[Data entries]
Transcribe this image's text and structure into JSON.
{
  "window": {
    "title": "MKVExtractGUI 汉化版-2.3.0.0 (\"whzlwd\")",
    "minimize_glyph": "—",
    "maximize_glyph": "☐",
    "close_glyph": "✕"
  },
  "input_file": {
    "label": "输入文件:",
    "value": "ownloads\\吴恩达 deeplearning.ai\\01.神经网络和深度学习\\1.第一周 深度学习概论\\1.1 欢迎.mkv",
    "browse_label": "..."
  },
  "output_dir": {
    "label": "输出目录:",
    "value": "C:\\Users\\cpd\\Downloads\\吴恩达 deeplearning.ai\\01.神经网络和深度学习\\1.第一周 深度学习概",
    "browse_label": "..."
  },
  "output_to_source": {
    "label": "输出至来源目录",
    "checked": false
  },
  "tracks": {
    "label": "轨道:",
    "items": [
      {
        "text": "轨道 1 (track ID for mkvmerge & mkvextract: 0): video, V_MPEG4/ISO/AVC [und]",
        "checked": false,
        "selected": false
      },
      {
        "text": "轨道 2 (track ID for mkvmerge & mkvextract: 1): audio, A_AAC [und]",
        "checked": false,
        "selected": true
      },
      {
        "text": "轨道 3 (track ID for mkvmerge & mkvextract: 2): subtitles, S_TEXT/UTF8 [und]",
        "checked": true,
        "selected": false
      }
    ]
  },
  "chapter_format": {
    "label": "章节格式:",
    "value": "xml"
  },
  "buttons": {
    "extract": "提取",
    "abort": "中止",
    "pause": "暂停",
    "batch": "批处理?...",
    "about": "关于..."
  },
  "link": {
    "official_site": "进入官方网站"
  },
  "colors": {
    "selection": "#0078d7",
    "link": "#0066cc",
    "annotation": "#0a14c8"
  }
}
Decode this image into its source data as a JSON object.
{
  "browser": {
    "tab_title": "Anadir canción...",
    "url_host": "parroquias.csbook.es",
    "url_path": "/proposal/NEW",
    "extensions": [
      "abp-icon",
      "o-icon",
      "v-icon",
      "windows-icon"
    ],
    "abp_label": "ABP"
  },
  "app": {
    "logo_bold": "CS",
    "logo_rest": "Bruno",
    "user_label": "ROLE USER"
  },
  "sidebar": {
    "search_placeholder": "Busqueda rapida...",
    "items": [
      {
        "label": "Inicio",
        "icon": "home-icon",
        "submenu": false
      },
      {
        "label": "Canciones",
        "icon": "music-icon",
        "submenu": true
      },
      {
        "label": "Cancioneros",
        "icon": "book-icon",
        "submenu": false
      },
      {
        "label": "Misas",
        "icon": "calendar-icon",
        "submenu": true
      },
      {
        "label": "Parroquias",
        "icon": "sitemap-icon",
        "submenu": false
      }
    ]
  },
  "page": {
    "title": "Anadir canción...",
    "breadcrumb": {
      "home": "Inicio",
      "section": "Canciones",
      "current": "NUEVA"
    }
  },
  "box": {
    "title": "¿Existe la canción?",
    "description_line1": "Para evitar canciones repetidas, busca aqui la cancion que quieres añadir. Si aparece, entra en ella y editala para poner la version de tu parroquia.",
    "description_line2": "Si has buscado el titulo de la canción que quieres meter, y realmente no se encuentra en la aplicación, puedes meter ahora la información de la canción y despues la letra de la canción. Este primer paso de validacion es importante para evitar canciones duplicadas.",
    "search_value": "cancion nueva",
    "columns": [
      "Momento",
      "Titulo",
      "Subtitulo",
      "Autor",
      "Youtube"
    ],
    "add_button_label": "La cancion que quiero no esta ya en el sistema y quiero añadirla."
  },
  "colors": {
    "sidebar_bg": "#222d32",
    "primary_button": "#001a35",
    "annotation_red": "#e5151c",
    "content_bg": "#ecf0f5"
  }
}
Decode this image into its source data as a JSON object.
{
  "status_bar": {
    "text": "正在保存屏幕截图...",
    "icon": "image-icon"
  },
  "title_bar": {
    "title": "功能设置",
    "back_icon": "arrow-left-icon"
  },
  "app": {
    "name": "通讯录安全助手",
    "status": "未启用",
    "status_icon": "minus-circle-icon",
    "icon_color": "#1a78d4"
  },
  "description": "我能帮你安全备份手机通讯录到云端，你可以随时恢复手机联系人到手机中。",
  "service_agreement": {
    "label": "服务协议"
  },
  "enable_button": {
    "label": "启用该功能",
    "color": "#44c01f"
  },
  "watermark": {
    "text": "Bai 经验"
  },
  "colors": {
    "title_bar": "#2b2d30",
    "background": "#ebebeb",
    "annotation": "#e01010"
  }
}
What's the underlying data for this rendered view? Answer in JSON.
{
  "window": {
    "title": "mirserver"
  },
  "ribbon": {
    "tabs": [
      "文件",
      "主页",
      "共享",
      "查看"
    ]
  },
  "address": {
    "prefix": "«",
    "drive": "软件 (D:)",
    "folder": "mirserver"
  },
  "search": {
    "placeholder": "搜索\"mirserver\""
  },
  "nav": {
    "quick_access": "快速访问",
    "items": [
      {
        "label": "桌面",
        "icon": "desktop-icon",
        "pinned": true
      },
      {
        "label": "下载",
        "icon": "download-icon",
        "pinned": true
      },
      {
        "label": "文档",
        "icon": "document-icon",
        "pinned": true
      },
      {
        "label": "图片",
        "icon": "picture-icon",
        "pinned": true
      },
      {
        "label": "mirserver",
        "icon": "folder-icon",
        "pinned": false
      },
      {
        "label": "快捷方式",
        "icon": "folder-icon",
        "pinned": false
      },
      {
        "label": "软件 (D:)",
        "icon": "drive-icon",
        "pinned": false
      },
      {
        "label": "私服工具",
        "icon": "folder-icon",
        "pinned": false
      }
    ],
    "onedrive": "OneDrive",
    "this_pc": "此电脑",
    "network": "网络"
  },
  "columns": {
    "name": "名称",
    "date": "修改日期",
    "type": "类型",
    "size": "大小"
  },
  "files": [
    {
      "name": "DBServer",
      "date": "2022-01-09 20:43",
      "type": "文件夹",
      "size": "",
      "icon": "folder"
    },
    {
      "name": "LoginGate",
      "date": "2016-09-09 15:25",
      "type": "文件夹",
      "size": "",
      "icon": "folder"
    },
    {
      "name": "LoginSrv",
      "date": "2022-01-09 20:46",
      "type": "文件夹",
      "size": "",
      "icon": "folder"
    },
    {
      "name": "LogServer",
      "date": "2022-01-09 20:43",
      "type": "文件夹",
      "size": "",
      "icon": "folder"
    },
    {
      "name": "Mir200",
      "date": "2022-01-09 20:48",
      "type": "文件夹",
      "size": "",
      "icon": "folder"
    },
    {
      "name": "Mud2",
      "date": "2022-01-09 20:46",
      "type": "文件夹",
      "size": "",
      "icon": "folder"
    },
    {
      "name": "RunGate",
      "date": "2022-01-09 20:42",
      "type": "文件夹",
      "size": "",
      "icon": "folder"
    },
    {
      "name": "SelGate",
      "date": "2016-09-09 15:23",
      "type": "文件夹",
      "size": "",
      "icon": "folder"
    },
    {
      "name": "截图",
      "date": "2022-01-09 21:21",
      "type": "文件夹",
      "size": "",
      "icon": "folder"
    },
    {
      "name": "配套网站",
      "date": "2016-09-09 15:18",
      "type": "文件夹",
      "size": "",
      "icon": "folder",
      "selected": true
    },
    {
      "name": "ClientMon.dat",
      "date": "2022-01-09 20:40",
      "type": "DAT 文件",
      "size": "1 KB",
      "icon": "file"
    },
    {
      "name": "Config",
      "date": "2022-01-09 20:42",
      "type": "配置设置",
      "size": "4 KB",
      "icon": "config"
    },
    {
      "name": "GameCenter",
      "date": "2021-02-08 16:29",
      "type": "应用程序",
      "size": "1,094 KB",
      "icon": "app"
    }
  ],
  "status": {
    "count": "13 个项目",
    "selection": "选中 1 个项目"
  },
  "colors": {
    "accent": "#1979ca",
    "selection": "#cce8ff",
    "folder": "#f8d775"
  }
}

*Task prompt*:
Only the number is wanted: how many lines contain the string "神经网络和深度学习"?

*Result of this task*:
2